**Description of the task:** The records below must be output exactly, without pictures.

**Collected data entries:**
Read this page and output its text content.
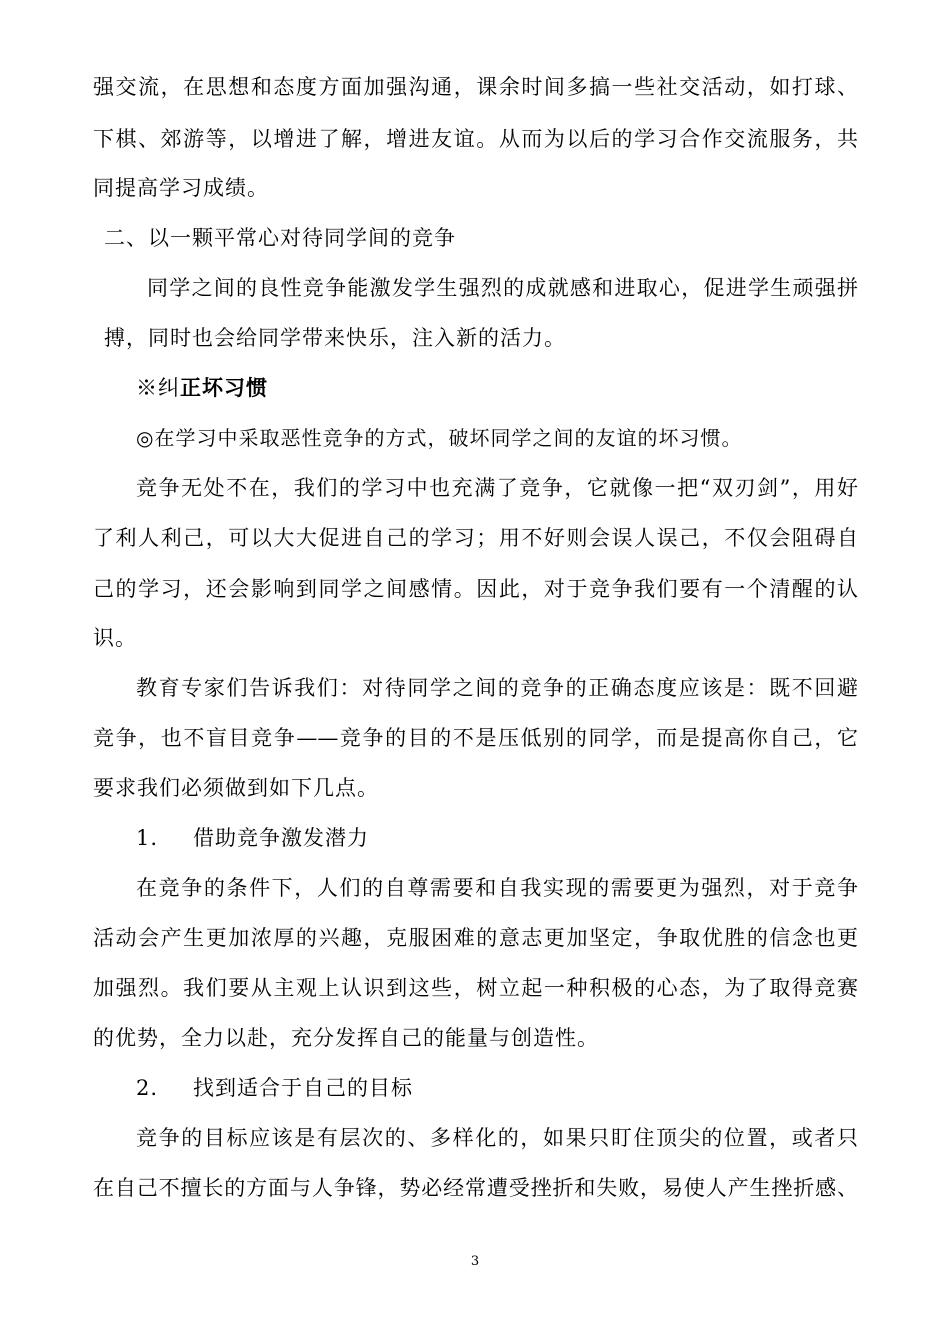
强交流，在思想和态度方面加强沟通，课余时间多搞一些社交活动，如打球、
下棋、郊游等，以增进了解，增进友谊。从而为以后的学习合作交流服务，共
同提高学习成绩。
二、以一颗平常心对待同学间的竞争
同学之间的良性竞争能激发学生强烈的成就感和进取心，促进学生顽强拼
搏，同时也会给同学带来快乐，注入新的活力。
※纠正坏习惯
◎在学习中采取恶性竞争的方式，破坏同学之间的友谊的坏习惯。
竞争无处不在，我们的学习中也充满了竞争，它就像一把“双刃剑”，用好
了利人利己，可以大大促进自己的学习；用不好则会误人误己，不仅会阻碍自
己的学习，还会影响到同学之间感情。因此，对于竞争我们要有一个清醒的认
识。
教育专家们告诉我们：对待同学之间的竞争的正确态度应该是：既不回避
竞争，也不盲目竞争——竞争的目的不是压低别的同学，而是提高你自己，它
要求我们必须做到如下几点。
1. 借助竞争激发潜力
在竞争的条件下，人们的自尊需要和自我实现的需要更为强烈，对于竞争
活动会产生更加浓厚的兴趣，克服困难的意志更加坚定，争取优胜的信念也更
加强烈。我们要从主观上认识到这些，树立起一种积极的心态，为了取得竞赛
的优势，全力以赴，充分发挥自己的能量与创造性。
2. 找到适合于自己的目标
竞争的目标应该是有层次的、多样化的，如果只盯住顶尖的位置，或者只
在自己不擅长的方面与人争锋，势必经常遭受挫折和失败，易使人产生挫折感、
3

**Result of the task:**
Read this page and output its text content.
强交流，在思想和态度方面加强沟通，课余时间多搞一些社交活动，如打球、
下棋、郊游等，以增进了解，增进友谊。从而为以后的学习合作交流服务，共
同提高学习成绩。
二、以一颗平常心对待同学间的竞争
同学之间的良性竞争能激发学生强烈的成就感和进取心，促进学生顽强拼
搏，同时也会给同学带来快乐，注入新的活力。
※纠正坏习惯
◎在学习中采取恶性竞争的方式，破坏同学之间的友谊的坏习惯。
竞争无处不在，我们的学习中也充满了竞争，它就像一把“双刃剑”，用好
了利人利己，可以大大促进自己的学习；用不好则会误人误己，不仅会阻碍自
己的学习，还会影响到同学之间感情。因此，对于竞争我们要有一个清醒的认
识。
教育专家们告诉我们：对待同学之间的竞争的正确态度应该是：既不回避
竞争，也不盲目竞争——竞争的目的不是压低别的同学，而是提高你自己，它
要求我们必须做到如下几点。
1. 借助竞争激发潜力
在竞争的条件下，人们的自尊需要和自我实现的需要更为强烈，对于竞争
活动会产生更加浓厚的兴趣，克服困难的意志更加坚定，争取优胜的信念也更
加强烈。我们要从主观上认识到这些，树立起一种积极的心态，为了取得竞赛
的优势，全力以赴，充分发挥自己的能量与创造性。
2. 找到适合于自己的目标
竞争的目标应该是有层次的、多样化的，如果只盯住顶尖的位置，或者只
在自己不擅长的方面与人争锋，势必经常遭受挫折和失败，易使人产生挫折感、
3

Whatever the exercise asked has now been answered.